- _YOUR OBJECTIVE_
Each line that holds the word "ylabel" should be returned.

- _DATASET RECORDS_
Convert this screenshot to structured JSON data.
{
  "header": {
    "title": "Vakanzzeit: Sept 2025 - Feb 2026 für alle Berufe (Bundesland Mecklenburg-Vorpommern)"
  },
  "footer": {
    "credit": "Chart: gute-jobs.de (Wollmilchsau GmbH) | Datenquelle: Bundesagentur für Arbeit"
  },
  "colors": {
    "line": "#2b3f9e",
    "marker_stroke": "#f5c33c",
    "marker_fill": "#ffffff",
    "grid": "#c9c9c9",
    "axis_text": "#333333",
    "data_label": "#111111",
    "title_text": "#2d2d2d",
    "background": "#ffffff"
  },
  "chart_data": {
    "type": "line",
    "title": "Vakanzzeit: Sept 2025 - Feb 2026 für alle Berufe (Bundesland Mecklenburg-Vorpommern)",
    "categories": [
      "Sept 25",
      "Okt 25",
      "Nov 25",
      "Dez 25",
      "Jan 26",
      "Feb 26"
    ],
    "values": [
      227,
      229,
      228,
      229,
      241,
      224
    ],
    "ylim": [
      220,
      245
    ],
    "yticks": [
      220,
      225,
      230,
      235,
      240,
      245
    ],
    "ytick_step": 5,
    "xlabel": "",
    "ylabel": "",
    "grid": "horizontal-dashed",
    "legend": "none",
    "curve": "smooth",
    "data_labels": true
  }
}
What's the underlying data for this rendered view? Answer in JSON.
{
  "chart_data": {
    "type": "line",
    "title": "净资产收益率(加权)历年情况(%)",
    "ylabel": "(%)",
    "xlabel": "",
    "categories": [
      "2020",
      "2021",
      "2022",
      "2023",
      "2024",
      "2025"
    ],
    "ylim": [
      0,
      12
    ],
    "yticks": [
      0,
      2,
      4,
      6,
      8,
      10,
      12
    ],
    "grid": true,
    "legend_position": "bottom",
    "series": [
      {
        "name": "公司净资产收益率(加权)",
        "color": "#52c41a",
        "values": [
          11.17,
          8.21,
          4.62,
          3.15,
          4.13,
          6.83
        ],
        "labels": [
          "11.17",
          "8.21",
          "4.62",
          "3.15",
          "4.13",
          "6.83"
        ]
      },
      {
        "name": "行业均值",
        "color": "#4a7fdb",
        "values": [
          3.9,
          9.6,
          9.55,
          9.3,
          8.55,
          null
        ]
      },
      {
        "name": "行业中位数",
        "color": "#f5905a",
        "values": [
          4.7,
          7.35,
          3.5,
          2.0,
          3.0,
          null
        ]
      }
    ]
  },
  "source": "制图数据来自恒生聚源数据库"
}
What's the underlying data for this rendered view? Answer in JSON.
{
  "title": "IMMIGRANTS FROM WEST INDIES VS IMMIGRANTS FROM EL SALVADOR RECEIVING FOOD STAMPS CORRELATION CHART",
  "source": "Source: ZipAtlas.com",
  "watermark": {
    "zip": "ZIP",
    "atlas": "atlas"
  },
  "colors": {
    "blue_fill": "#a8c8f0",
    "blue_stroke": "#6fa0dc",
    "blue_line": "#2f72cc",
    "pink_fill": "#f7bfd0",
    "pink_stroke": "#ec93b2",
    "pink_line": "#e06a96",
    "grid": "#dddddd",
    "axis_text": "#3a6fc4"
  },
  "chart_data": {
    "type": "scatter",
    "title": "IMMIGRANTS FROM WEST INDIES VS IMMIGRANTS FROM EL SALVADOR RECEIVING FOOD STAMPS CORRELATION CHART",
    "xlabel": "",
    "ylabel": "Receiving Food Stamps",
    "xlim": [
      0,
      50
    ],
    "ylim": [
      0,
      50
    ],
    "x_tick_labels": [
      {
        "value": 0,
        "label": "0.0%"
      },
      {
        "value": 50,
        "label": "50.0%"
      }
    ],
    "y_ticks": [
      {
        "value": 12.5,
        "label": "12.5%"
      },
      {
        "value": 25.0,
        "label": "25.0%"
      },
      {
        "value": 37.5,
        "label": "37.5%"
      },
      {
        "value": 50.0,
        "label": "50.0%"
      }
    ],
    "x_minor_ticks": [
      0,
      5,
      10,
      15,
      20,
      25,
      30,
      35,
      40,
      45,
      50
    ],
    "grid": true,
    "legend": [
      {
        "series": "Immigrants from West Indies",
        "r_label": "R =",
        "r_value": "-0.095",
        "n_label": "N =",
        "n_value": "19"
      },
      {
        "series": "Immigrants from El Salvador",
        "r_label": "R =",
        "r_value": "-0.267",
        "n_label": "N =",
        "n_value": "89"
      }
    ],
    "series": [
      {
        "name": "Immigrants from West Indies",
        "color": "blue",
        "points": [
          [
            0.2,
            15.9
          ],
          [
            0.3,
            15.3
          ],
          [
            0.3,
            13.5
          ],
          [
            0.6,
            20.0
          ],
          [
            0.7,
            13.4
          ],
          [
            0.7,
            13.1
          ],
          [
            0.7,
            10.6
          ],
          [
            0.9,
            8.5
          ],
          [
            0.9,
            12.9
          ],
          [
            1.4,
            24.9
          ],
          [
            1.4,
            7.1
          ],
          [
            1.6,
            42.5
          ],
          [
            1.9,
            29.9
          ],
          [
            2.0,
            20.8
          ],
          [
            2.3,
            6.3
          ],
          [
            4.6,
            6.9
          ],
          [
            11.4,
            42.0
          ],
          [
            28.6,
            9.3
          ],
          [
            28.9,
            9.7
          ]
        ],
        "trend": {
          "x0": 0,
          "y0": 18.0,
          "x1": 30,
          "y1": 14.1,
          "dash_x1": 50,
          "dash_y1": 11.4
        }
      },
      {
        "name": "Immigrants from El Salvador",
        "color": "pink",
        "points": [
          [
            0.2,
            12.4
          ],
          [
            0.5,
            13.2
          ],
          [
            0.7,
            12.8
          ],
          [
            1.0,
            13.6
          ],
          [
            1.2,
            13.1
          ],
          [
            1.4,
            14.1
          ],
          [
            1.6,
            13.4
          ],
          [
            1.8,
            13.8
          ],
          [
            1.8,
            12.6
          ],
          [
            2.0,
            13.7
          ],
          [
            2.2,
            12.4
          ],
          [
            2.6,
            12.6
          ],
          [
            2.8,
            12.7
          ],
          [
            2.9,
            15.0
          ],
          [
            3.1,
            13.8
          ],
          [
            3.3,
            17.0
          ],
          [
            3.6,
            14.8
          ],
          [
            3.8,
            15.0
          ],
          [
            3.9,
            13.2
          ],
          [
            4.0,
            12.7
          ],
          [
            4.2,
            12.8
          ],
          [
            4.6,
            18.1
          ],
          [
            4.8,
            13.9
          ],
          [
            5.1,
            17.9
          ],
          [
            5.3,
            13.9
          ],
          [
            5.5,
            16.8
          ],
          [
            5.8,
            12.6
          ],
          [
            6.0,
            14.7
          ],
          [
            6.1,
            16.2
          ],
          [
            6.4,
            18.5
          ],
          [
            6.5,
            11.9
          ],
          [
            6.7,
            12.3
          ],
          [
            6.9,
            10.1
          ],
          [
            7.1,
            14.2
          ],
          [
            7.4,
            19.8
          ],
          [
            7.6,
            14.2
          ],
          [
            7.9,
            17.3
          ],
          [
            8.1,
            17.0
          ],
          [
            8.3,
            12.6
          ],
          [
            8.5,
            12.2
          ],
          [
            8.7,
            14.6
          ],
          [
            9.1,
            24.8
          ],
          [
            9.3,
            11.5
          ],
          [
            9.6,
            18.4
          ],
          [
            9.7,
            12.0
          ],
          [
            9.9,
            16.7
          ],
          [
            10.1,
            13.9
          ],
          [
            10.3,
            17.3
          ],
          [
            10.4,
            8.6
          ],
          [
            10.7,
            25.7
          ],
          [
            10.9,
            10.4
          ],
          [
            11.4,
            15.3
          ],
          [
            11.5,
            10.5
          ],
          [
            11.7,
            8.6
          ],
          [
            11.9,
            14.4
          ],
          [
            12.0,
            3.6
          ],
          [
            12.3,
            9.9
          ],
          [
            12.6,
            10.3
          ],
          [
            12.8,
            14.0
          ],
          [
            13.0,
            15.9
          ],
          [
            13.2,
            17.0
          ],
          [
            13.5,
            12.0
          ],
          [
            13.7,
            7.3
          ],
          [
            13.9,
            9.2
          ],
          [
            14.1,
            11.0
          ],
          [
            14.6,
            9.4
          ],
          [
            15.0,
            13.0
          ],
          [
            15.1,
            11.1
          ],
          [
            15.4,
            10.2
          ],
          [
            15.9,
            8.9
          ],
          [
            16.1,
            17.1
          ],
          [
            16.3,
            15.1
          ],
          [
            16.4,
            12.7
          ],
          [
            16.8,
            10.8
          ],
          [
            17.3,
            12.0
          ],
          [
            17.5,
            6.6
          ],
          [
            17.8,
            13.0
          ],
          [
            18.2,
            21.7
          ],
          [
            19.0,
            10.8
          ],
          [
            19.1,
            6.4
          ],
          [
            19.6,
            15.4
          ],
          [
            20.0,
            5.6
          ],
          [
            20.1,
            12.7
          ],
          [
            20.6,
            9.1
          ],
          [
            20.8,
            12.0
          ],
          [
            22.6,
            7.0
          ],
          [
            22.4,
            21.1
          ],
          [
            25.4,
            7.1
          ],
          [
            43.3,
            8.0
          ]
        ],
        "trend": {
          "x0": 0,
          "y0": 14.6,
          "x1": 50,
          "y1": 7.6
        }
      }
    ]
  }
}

- _OUTPUT OF THE TASK_
    "ylabel": "",
    "ylabel": "(%)",
    "ylabel": "Receiving Food Stamps",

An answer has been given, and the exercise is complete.